_Entries provided_
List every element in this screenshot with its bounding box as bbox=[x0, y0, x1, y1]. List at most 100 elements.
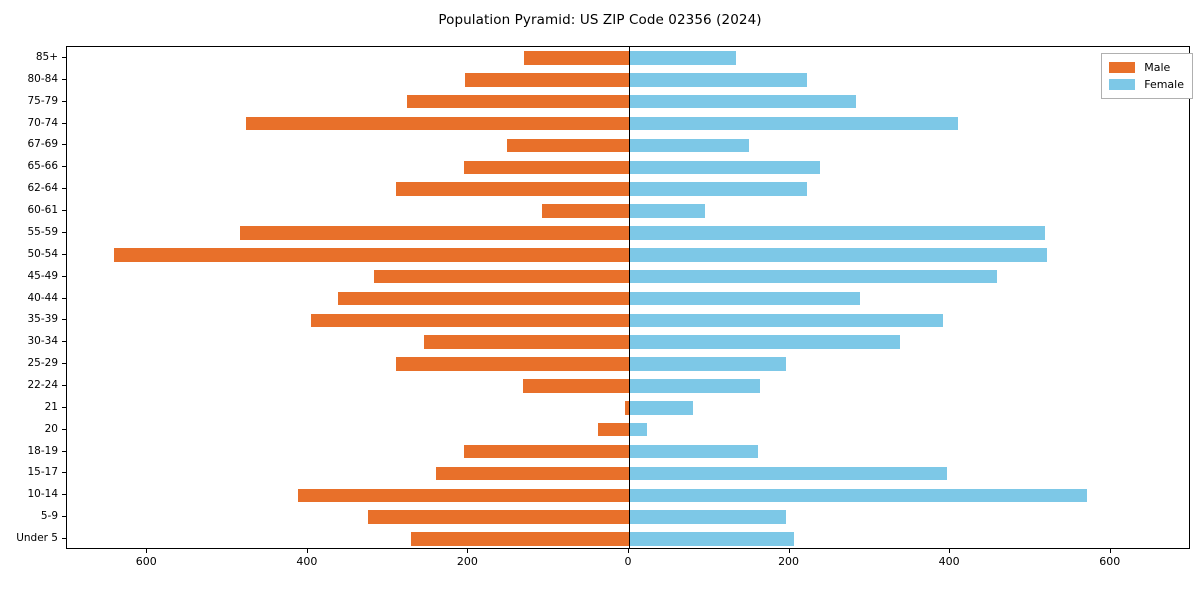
y-axis-tick-mark bbox=[62, 450, 66, 452]
y-axis-tick-label: 22-24 bbox=[27, 378, 58, 391]
bar-female bbox=[629, 160, 821, 175]
bar-female bbox=[629, 357, 787, 371]
y-axis-tick-label: 60-61 bbox=[27, 203, 58, 216]
y-axis-tick-mark bbox=[62, 297, 66, 299]
bar-row bbox=[67, 335, 1189, 349]
y-axis-tick-mark bbox=[62, 538, 66, 540]
y-axis-tick-mark bbox=[62, 516, 66, 518]
y-axis-tick-mark bbox=[62, 166, 66, 168]
bar-female bbox=[629, 138, 750, 153]
bar-male bbox=[406, 94, 629, 109]
bar-row bbox=[67, 422, 1189, 437]
y-axis-tick-label: Under 5 bbox=[16, 531, 58, 544]
x-axis-tick-label: 600 bbox=[1099, 555, 1121, 568]
y-axis-tick-label: 20 bbox=[44, 422, 58, 435]
x-axis-tick-mark bbox=[788, 549, 790, 553]
bar-row bbox=[67, 313, 1189, 328]
bar-female bbox=[629, 226, 1045, 240]
y-axis-tick-mark bbox=[62, 56, 66, 58]
bar-male bbox=[624, 401, 629, 415]
x-axis-tick-label: 200 bbox=[778, 555, 800, 568]
bar-row bbox=[67, 116, 1189, 131]
bar-male bbox=[373, 269, 629, 284]
y-axis-tick-mark bbox=[62, 363, 66, 365]
y-axis-tick-mark bbox=[62, 494, 66, 496]
chart-legend: Male Female bbox=[1101, 53, 1193, 99]
bar-row bbox=[67, 510, 1189, 524]
x-axis-tick-mark bbox=[467, 549, 469, 553]
bar-female bbox=[629, 116, 959, 131]
y-axis-tick-mark bbox=[62, 144, 66, 146]
y-axis-tick-mark bbox=[62, 210, 66, 212]
bar-female bbox=[629, 247, 1048, 262]
bar-row bbox=[67, 488, 1189, 503]
bar-row bbox=[67, 401, 1189, 415]
bar-male bbox=[311, 313, 629, 328]
bar-row bbox=[67, 466, 1189, 481]
y-axis-tick-label: 21 bbox=[44, 400, 58, 413]
y-axis-tick-label: 40-44 bbox=[27, 291, 58, 304]
bar-female bbox=[629, 335, 901, 349]
y-axis-tick-label: 5-9 bbox=[40, 509, 58, 522]
zero-axis-line bbox=[629, 47, 630, 548]
bar-female bbox=[629, 73, 808, 87]
x-axis-tick-label: 200 bbox=[456, 555, 478, 568]
bar-row bbox=[67, 357, 1189, 371]
y-axis-tick-label: 85+ bbox=[35, 50, 58, 63]
x-axis-tick-mark bbox=[146, 549, 148, 553]
bar-row bbox=[67, 444, 1189, 459]
y-axis-tick-mark bbox=[62, 406, 66, 408]
y-axis-tick-mark bbox=[62, 428, 66, 430]
bar-row bbox=[67, 291, 1189, 306]
bar-row bbox=[67, 379, 1189, 393]
bar-row bbox=[67, 269, 1189, 284]
bar-male bbox=[246, 116, 629, 131]
bar-female bbox=[629, 51, 736, 65]
legend-label: Female bbox=[1144, 78, 1184, 91]
y-axis-tick-mark bbox=[62, 231, 66, 233]
y-axis-tick-label: 62-64 bbox=[27, 181, 58, 194]
chart-title: Population Pyramid: US ZIP Code 02356 (2… bbox=[438, 12, 762, 28]
bar-male bbox=[506, 138, 629, 153]
bar-female bbox=[629, 466, 947, 481]
bar-male bbox=[368, 510, 629, 524]
y-axis-tick-mark bbox=[62, 275, 66, 277]
bar-female bbox=[629, 532, 795, 546]
bar-row bbox=[67, 94, 1189, 109]
bar-row bbox=[67, 160, 1189, 175]
bar-female bbox=[629, 94, 857, 109]
bar-male bbox=[523, 379, 629, 393]
bar-male bbox=[542, 204, 629, 218]
y-axis-tick-mark bbox=[62, 122, 66, 124]
bar-row bbox=[67, 247, 1189, 262]
bar-male bbox=[410, 532, 629, 546]
y-axis-tick-label: 25-29 bbox=[27, 356, 58, 369]
legend-color-swatch bbox=[1109, 79, 1136, 90]
bar-male bbox=[464, 160, 629, 175]
bar-female bbox=[629, 182, 808, 196]
y-axis-tick-label: 10-14 bbox=[27, 488, 58, 501]
bar-female bbox=[629, 379, 760, 393]
x-axis-tick-label: 400 bbox=[938, 555, 960, 568]
bar-male bbox=[436, 466, 629, 481]
bar-female bbox=[629, 510, 787, 524]
bar-male bbox=[298, 488, 629, 503]
y-axis-label-group: 85+ 80-84 75-79 70-74 67-69 65-66 62-64 60-61 55… bbox=[0, 0, 58, 600]
bar-row bbox=[67, 182, 1189, 196]
bar-male bbox=[337, 291, 629, 306]
bar-male bbox=[463, 444, 629, 459]
bar-female bbox=[629, 313, 943, 328]
bar-male bbox=[396, 182, 629, 196]
bar-row bbox=[67, 226, 1189, 240]
legend-color-swatch bbox=[1109, 62, 1136, 73]
x-axis-tick-label: 400 bbox=[296, 555, 318, 568]
y-axis-tick-label: 15-17 bbox=[27, 466, 58, 479]
bar-male bbox=[114, 247, 629, 262]
x-axis-tick-mark bbox=[306, 549, 308, 553]
plot-area bbox=[66, 46, 1190, 549]
legend-entry: Female bbox=[1109, 76, 1184, 93]
y-axis-tick-label: 65-66 bbox=[27, 160, 58, 173]
bar-row bbox=[67, 73, 1189, 87]
x-axis-tick-mark bbox=[949, 549, 951, 553]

_Aim of the task_
Copy the rows word for word, beginning with the line that contains "y-axis-tick-mark bbox=[62, 450, 66, 452]" and ending with the line that contains "bar-female bbox=[629, 73, 808, 87]", including both of those lines.

_Result of the exercise_
y-axis-tick-mark bbox=[62, 450, 66, 452]
y-axis-tick-label: 22-24 bbox=[27, 378, 58, 391]
bar-female bbox=[629, 160, 821, 175]
bar-female bbox=[629, 357, 787, 371]
y-axis-tick-label: 60-61 bbox=[27, 203, 58, 216]
y-axis-tick-mark bbox=[62, 297, 66, 299]
bar-row bbox=[67, 335, 1189, 349]
y-axis-tick-mark bbox=[62, 538, 66, 540]
y-axis-tick-mark bbox=[62, 516, 66, 518]
y-axis-tick-mark bbox=[62, 166, 66, 168]
bar-female bbox=[629, 138, 750, 153]
bar-male bbox=[406, 94, 629, 109]
bar-row bbox=[67, 422, 1189, 437]
y-axis-tick-label: Under 5 bbox=[16, 531, 58, 544]
x-axis-tick-label: 600 bbox=[1099, 555, 1121, 568]
y-axis-tick-label: 20 bbox=[44, 422, 58, 435]
x-axis-tick-mark bbox=[788, 549, 790, 553]
bar-row bbox=[67, 313, 1189, 328]
bar-female bbox=[629, 226, 1045, 240]
y-axis-tick-mark bbox=[62, 56, 66, 58]
bar-male bbox=[624, 401, 629, 415]
x-axis-tick-label: 200 bbox=[778, 555, 800, 568]
bar-row bbox=[67, 116, 1189, 131]
bar-male bbox=[373, 269, 629, 284]
y-axis-tick-mark bbox=[62, 363, 66, 365]
y-axis-tick-mark bbox=[62, 494, 66, 496]
chart-legend: Male Female bbox=[1101, 53, 1193, 99]
bar-row bbox=[67, 510, 1189, 524]
x-axis-tick-mark bbox=[467, 549, 469, 553]
bar-female bbox=[629, 116, 959, 131]
y-axis-tick-mark bbox=[62, 144, 66, 146]
y-axis-tick-mark bbox=[62, 210, 66, 212]
bar-female bbox=[629, 247, 1048, 262]
bar-row bbox=[67, 488, 1189, 503]
bar-row bbox=[67, 401, 1189, 415]
bar-male bbox=[311, 313, 629, 328]
bar-row bbox=[67, 466, 1189, 481]
y-axis-tick-label: 21 bbox=[44, 400, 58, 413]
y-axis-tick-label: 40-44 bbox=[27, 291, 58, 304]
bar-female bbox=[629, 335, 901, 349]
y-axis-tick-label: 5-9 bbox=[40, 509, 58, 522]
zero-axis-line bbox=[629, 47, 630, 548]
bar-female bbox=[629, 73, 808, 87]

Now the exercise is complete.